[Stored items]
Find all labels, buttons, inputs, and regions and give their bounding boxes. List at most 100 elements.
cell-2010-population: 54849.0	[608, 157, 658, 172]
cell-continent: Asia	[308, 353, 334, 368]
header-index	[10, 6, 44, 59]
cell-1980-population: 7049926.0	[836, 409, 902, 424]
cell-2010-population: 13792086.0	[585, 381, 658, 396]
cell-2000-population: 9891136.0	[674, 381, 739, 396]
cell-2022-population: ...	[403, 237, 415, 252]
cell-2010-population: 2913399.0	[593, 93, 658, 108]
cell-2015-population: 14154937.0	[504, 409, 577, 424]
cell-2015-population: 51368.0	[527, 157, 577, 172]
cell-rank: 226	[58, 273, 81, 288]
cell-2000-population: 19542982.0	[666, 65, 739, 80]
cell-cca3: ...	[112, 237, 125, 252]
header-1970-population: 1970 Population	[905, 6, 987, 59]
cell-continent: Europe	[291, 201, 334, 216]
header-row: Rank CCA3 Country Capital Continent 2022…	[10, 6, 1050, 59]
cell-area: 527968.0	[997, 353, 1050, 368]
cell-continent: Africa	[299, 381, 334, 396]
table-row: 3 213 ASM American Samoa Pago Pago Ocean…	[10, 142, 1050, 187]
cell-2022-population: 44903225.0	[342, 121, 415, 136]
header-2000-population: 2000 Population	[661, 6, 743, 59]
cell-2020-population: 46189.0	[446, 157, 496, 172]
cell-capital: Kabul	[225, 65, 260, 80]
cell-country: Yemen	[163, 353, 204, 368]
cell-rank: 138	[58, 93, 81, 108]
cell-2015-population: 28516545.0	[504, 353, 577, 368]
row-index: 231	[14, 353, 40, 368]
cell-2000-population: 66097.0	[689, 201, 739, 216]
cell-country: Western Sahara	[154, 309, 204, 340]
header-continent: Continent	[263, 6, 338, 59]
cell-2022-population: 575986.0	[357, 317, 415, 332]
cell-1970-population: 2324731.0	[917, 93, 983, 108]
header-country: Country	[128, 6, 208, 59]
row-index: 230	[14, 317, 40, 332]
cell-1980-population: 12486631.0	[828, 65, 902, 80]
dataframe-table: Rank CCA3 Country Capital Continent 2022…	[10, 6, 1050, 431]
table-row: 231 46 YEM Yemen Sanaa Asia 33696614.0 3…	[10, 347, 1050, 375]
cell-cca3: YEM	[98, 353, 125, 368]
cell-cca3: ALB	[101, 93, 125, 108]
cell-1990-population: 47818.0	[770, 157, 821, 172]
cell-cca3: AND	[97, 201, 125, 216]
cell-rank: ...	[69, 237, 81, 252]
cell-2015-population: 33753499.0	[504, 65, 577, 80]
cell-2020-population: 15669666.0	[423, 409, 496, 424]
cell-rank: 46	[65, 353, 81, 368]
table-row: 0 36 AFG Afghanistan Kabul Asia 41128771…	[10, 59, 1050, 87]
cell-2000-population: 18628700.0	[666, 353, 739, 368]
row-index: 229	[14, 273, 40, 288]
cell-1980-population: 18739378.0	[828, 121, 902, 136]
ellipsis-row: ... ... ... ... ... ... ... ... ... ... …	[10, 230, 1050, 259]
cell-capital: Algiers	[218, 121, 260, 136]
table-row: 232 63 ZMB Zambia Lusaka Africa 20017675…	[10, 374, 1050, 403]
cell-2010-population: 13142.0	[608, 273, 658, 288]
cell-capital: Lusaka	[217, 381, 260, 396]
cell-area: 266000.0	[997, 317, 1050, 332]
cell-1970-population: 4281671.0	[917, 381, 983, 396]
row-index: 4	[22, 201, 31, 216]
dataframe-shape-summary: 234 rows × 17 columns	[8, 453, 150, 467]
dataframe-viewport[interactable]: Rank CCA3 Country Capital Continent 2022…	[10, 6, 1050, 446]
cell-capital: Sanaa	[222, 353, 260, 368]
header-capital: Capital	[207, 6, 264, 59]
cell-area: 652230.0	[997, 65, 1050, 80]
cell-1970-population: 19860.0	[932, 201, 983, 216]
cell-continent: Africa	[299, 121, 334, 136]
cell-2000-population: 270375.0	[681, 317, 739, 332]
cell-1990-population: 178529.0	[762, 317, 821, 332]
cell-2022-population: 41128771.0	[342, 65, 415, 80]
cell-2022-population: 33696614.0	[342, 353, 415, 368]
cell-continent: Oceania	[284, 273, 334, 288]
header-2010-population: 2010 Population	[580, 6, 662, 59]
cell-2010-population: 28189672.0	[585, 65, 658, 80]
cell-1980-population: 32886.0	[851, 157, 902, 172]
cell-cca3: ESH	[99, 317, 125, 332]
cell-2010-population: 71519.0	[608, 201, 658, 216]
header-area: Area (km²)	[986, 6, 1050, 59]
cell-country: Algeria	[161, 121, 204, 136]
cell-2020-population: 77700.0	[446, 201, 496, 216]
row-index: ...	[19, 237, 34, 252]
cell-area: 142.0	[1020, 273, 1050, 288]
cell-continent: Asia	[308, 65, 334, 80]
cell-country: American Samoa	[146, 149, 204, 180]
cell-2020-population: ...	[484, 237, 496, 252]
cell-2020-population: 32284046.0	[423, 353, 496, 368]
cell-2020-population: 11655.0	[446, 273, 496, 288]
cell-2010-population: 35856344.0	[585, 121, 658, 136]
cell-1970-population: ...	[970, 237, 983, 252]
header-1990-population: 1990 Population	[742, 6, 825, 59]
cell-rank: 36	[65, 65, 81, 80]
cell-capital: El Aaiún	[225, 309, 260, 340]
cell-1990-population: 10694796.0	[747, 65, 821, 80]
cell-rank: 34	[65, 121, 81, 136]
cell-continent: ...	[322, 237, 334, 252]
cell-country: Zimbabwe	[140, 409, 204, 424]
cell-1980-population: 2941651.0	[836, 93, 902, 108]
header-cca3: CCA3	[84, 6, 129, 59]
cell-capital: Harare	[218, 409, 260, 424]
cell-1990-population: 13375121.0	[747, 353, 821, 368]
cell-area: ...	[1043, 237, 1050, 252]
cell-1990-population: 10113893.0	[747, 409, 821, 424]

→ **PROBLEM STATEMENT**: Reproduce all of the rows above verbatim, changing nothing.

→ **EXERCISE ANSWER**:
Find all labels, buttons, inputs, and regions and give their bounding boxes. List at most 100 elements.
cell-2010-population: 54849.0	[608, 157, 658, 172]
cell-continent: Asia	[308, 353, 334, 368]
header-index	[10, 6, 44, 59]
cell-1980-population: 7049926.0	[836, 409, 902, 424]
cell-2010-population: 13792086.0	[585, 381, 658, 396]
cell-2000-population: 9891136.0	[674, 381, 739, 396]
cell-2022-population: ...	[403, 237, 415, 252]
cell-2010-population: 2913399.0	[593, 93, 658, 108]
cell-2015-population: 14154937.0	[504, 409, 577, 424]
cell-2015-population: 51368.0	[527, 157, 577, 172]
cell-rank: 226	[58, 273, 81, 288]
cell-2000-population: 19542982.0	[666, 65, 739, 80]
cell-cca3: ...	[112, 237, 125, 252]
header-1970-population: 1970 Population	[905, 6, 987, 59]
cell-continent: Europe	[291, 201, 334, 216]
header-row: Rank CCA3 Country Capital Continent 2022…	[10, 6, 1050, 59]
cell-area: 527968.0	[997, 353, 1050, 368]
cell-continent: Africa	[299, 381, 334, 396]
table-row: 3 213 ASM American Samoa Pago Pago Ocean…	[10, 142, 1050, 187]
cell-2022-population: 44903225.0	[342, 121, 415, 136]
header-2000-population: 2000 Population	[661, 6, 743, 59]
cell-2020-population: 46189.0	[446, 157, 496, 172]
cell-capital: Kabul	[225, 65, 260, 80]
cell-country: Yemen	[163, 353, 204, 368]
cell-rank: 138	[58, 93, 81, 108]
cell-2015-population: 28516545.0	[504, 353, 577, 368]
row-index: 231	[14, 353, 40, 368]
cell-2000-population: 66097.0	[689, 201, 739, 216]
cell-country: Western Sahara	[154, 309, 204, 340]
header-continent: Continent	[263, 6, 338, 59]
cell-2022-population: 575986.0	[357, 317, 415, 332]
cell-1970-population: 2324731.0	[917, 93, 983, 108]
header-country: Country	[128, 6, 208, 59]
row-index: 230	[14, 317, 40, 332]
cell-1980-population: 12486631.0	[828, 65, 902, 80]
dataframe-table: Rank CCA3 Country Capital Continent 2022…	[10, 6, 1050, 431]
table-row: 231 46 YEM Yemen Sanaa Asia 33696614.0 3…	[10, 347, 1050, 375]
cell-cca3: YEM	[98, 353, 125, 368]
cell-cca3: ALB	[101, 93, 125, 108]
cell-1990-population: 47818.0	[770, 157, 821, 172]
cell-cca3: AND	[97, 201, 125, 216]
cell-rank: ...	[69, 237, 81, 252]
cell-2015-population: 33753499.0	[504, 65, 577, 80]
cell-2020-population: 15669666.0	[423, 409, 496, 424]
cell-rank: 46	[65, 353, 81, 368]
table-row: 0 36 AFG Afghanistan Kabul Asia 41128771…	[10, 59, 1050, 87]
cell-2000-population: 18628700.0	[666, 353, 739, 368]
row-index: 229	[14, 273, 40, 288]
cell-1980-population: 18739378.0	[828, 121, 902, 136]
ellipsis-row: ... ... ... ... ... ... ... ... ... ... …	[10, 230, 1050, 259]
cell-capital: Algiers	[218, 121, 260, 136]
table-row: 232 63 ZMB Zambia Lusaka Africa 20017675…	[10, 374, 1050, 403]
cell-2010-population: 13142.0	[608, 273, 658, 288]
cell-capital: Lusaka	[217, 381, 260, 396]
cell-area: 266000.0	[997, 317, 1050, 332]
cell-1970-population: 4281671.0	[917, 381, 983, 396]
row-index: 4	[22, 201, 31, 216]
dataframe-shape-summary: 234 rows × 17 columns	[8, 453, 150, 467]
dataframe-viewport[interactable]: Rank CCA3 Country Capital Continent 2022…	[10, 6, 1050, 446]
cell-capital: Sanaa	[222, 353, 260, 368]
header-capital: Capital	[207, 6, 264, 59]
cell-area: 652230.0	[997, 65, 1050, 80]
cell-1970-population: 19860.0	[932, 201, 983, 216]
cell-continent: Africa	[299, 121, 334, 136]
cell-2000-population: 270375.0	[681, 317, 739, 332]
cell-1990-population: 178529.0	[762, 317, 821, 332]
cell-2022-population: 41128771.0	[342, 65, 415, 80]
cell-2022-population: 33696614.0	[342, 353, 415, 368]
cell-continent: Oceania	[284, 273, 334, 288]
header-2010-population: 2010 Population	[580, 6, 662, 59]
cell-2010-population: 28189672.0	[585, 65, 658, 80]
cell-1980-population: 32886.0	[851, 157, 902, 172]
cell-cca3: ESH	[99, 317, 125, 332]
cell-2010-population: 71519.0	[608, 201, 658, 216]
header-area: Area (km²)	[986, 6, 1050, 59]
cell-country: Algeria	[161, 121, 204, 136]
cell-2020-population: 77700.0	[446, 201, 496, 216]
row-index: ...	[19, 237, 34, 252]
cell-area: 142.0	[1020, 273, 1050, 288]
cell-continent: Asia	[308, 65, 334, 80]
cell-country: American Samoa	[146, 149, 204, 180]
cell-2020-population: ...	[484, 237, 496, 252]
cell-2020-population: 32284046.0	[423, 353, 496, 368]
cell-2020-population: 11655.0	[446, 273, 496, 288]
cell-2010-population: 35856344.0	[585, 121, 658, 136]
cell-1970-population: ...	[970, 237, 983, 252]
header-1990-population: 1990 Population	[742, 6, 825, 59]
cell-rank: 36	[65, 65, 81, 80]
cell-capital: El Aaiún	[225, 309, 260, 340]
cell-1990-population: 10694796.0	[747, 65, 821, 80]
cell-rank: 34	[65, 121, 81, 136]
cell-continent: ...	[322, 237, 334, 252]
cell-country: Zimbabwe	[140, 409, 204, 424]
cell-1980-population: 2941651.0	[836, 93, 902, 108]
header-cca3: CCA3	[84, 6, 129, 59]
cell-capital: Harare	[218, 409, 260, 424]
cell-1990-population: 13375121.0	[747, 353, 821, 368]
cell-area: ...	[1043, 237, 1050, 252]
cell-1990-population: 10113893.0	[747, 409, 821, 424]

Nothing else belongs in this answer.